• YOUR GOAL
Copy each line of the material below that includes the string "velas".

• EXERCISE DATA

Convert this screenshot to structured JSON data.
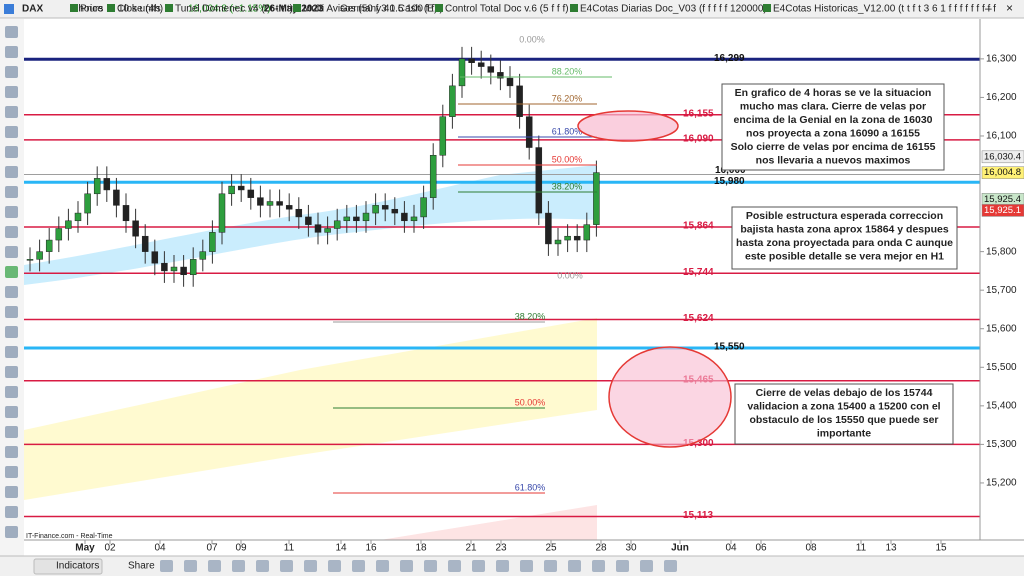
{
  "toolbar": {
    "symbol": "DAX",
    "timeframe": "4 hours",
    "units": "10 k units",
    "price": "16,004.8 (+1.15%)",
    "date": "26-May-2023",
    "instrument": "Germany 40 Cash (E1)"
  },
  "legend": [
    "Price",
    "Close (4h)",
    "Tunel Domenec v4 (t t t t t)",
    "Multi Avisos (50 f 3 1.5 100 f f)",
    "Control Total Doc v.6 (5 f f f)",
    "E4Cotas Diarias Doc_V03 (f f f f f 120000)",
    "E4Cotas Historicas_V12.00 (t t f t 3 6 1 f f f f f f f f f"
  ],
  "ylim": [
    15052,
    16406
  ],
  "yticks": [
    {
      "value": 16300,
      "label": "16,300"
    },
    {
      "value": 16200,
      "label": "16,200"
    },
    {
      "value": 16100,
      "label": "16,100"
    },
    {
      "value": 15800,
      "label": "15,800"
    },
    {
      "value": 15700,
      "label": "15,700"
    },
    {
      "value": 15600,
      "label": "15,600"
    },
    {
      "value": 15500,
      "label": "15,500"
    },
    {
      "value": 15400,
      "label": "15,400"
    },
    {
      "value": 15300,
      "label": "15,300"
    },
    {
      "value": 15200,
      "label": "15,200"
    }
  ],
  "levels": [
    {
      "value": 16299,
      "label": "16,299",
      "color": "#1a237e"
    },
    {
      "value": 16155,
      "label": "16,155",
      "color": "#d81b43"
    },
    {
      "value": 16090,
      "label": "16,090",
      "color": "#d81b43"
    },
    {
      "value": 16000,
      "label": "16,000",
      "color": "#9e9e9e"
    },
    {
      "value": 15980,
      "label": "15,980",
      "color": "#29b6f6"
    },
    {
      "value": 15864,
      "label": "15,864",
      "color": "#d81b43"
    },
    {
      "value": 15744,
      "label": "15,744",
      "color": "#d81b43"
    },
    {
      "value": 15624,
      "label": "15,624",
      "color": "#d81b43"
    },
    {
      "value": 15550,
      "label": "15,550",
      "color": "#29b6f6"
    },
    {
      "value": 15465,
      "label": "15,465",
      "color": "#d81b43"
    },
    {
      "value": 15300,
      "label": "15,300",
      "color": "#d81b43"
    },
    {
      "value": 15113,
      "label": "15,113",
      "color": "#d81b43"
    }
  ],
  "price_tags": [
    {
      "value": 16030.4,
      "label": "16,030.4",
      "color": "#eeeeee"
    },
    {
      "value": 16004.8,
      "label": "16,004.8",
      "color": "#fff176"
    },
    {
      "value": 15925.4,
      "label": "15,925.4",
      "color": "#c8e6c9"
    },
    {
      "value": 15925.1,
      "label": "15,925.1",
      "color": "#e53935"
    }
  ],
  "fib_labels": [
    "0.00%",
    "88.20%",
    "76.20%",
    "61.80%",
    "50.00%",
    "38.20%",
    "0.00%",
    "38.20%",
    "50.00%",
    "61.80%"
  ],
  "x_labels": [
    "May",
    "02",
    "04",
    "07",
    "09",
    "11",
    "14",
    "16",
    "18",
    "21",
    "23",
    "25",
    "28",
    "30",
    "Jun",
    "04",
    "06",
    "08",
    "11",
    "13",
    "15"
  ],
  "closes": [
    15780,
    15800,
    15830,
    15860,
    15880,
    15900,
    15950,
    15990,
    15960,
    15920,
    15880,
    15840,
    15800,
    15770,
    15750,
    15760,
    15740,
    15780,
    15800,
    15850,
    15950,
    15970,
    15960,
    15940,
    15920,
    15930,
    15920,
    15910,
    15890,
    15870,
    15850,
    15860,
    15880,
    15890,
    15880,
    15900,
    15920,
    15910,
    15900,
    15880,
    15890,
    15940,
    16050,
    16150,
    16230,
    16300,
    16290,
    16280,
    16265,
    16250,
    16230,
    16150,
    16070,
    15900,
    15820,
    15830,
    15840,
    15830,
    15870,
    16005
  ],
  "annotations": [
    [
      "En grafico de 4 horas se ve la situacion",
      "mucho mas clara. Cierre de velas por",
      "encima de la Genial en la zona de 16030",
      "nos proyecta a zona 16090 a 16155",
      "Solo cierre de velas por encima de 16155",
      "nos llevaria a nuevos maximos"
    ],
    [
      "Posible estructura esperada correccion",
      "bajista hasta zona aprox 15864 y despues",
      "hasta zona proyectada para onda C aunque",
      "este posible detalle se vera mejor en H1"
    ],
    [
      "Cierre de velas debajo de los 15744",
      "validacion a zona 15400 a 15200 con el",
      "obstaculo de los 15550 que puede ser",
      "importante"
    ]
  ],
  "source": "IT-Finance.com - Real-Time",
  "bottom_bar": {
    "indicators": "Indicators",
    "share": "Share"
  }
}
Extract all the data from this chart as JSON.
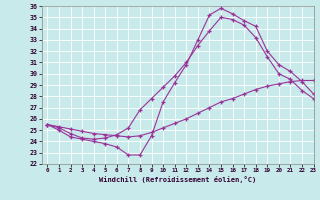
{
  "xlabel": "Windchill (Refroidissement éolien,°C)",
  "bg_color": "#c8eaea",
  "line_color": "#993399",
  "ylim": [
    22,
    36
  ],
  "xlim": [
    -0.5,
    23
  ],
  "yticks": [
    22,
    23,
    24,
    25,
    26,
    27,
    28,
    29,
    30,
    31,
    32,
    33,
    34,
    35,
    36
  ],
  "xticks": [
    0,
    1,
    2,
    3,
    4,
    5,
    6,
    7,
    8,
    9,
    10,
    11,
    12,
    13,
    14,
    15,
    16,
    17,
    18,
    19,
    20,
    21,
    22,
    23
  ],
  "line1_x": [
    0,
    1,
    2,
    3,
    4,
    5,
    6,
    7,
    8,
    9,
    10,
    11,
    12,
    13,
    14,
    15,
    16,
    17,
    18,
    19,
    20,
    21,
    22,
    23
  ],
  "line1_y": [
    25.5,
    25.0,
    24.4,
    24.2,
    24.0,
    23.8,
    23.5,
    22.8,
    22.8,
    24.5,
    27.5,
    29.2,
    30.8,
    33.0,
    35.2,
    35.8,
    35.3,
    34.7,
    34.2,
    32.0,
    30.8,
    30.2,
    29.3,
    28.2
  ],
  "line2_x": [
    0,
    1,
    2,
    3,
    4,
    5,
    6,
    7,
    8,
    9,
    10,
    11,
    12,
    13,
    14,
    15,
    16,
    17,
    18,
    19,
    20,
    21,
    22,
    23
  ],
  "line2_y": [
    25.5,
    25.2,
    24.7,
    24.3,
    24.2,
    24.3,
    24.6,
    25.2,
    26.8,
    27.8,
    28.8,
    29.8,
    31.0,
    32.5,
    33.8,
    35.0,
    34.8,
    34.3,
    33.2,
    31.5,
    30.0,
    29.5,
    28.5,
    27.8
  ],
  "line3_x": [
    0,
    1,
    2,
    3,
    4,
    5,
    6,
    7,
    8,
    9,
    10,
    11,
    12,
    13,
    14,
    15,
    16,
    17,
    18,
    19,
    20,
    21,
    22,
    23
  ],
  "line3_y": [
    25.5,
    25.3,
    25.1,
    24.9,
    24.7,
    24.6,
    24.5,
    24.4,
    24.5,
    24.8,
    25.2,
    25.6,
    26.0,
    26.5,
    27.0,
    27.5,
    27.8,
    28.2,
    28.6,
    28.9,
    29.1,
    29.3,
    29.4,
    29.4
  ]
}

• ANSWER FOR THE TASK
      "mucho mas clara. Cierre de velas por",
      "Solo cierre de velas por encima de 16155",
      "Cierre de velas debajo de los 15744",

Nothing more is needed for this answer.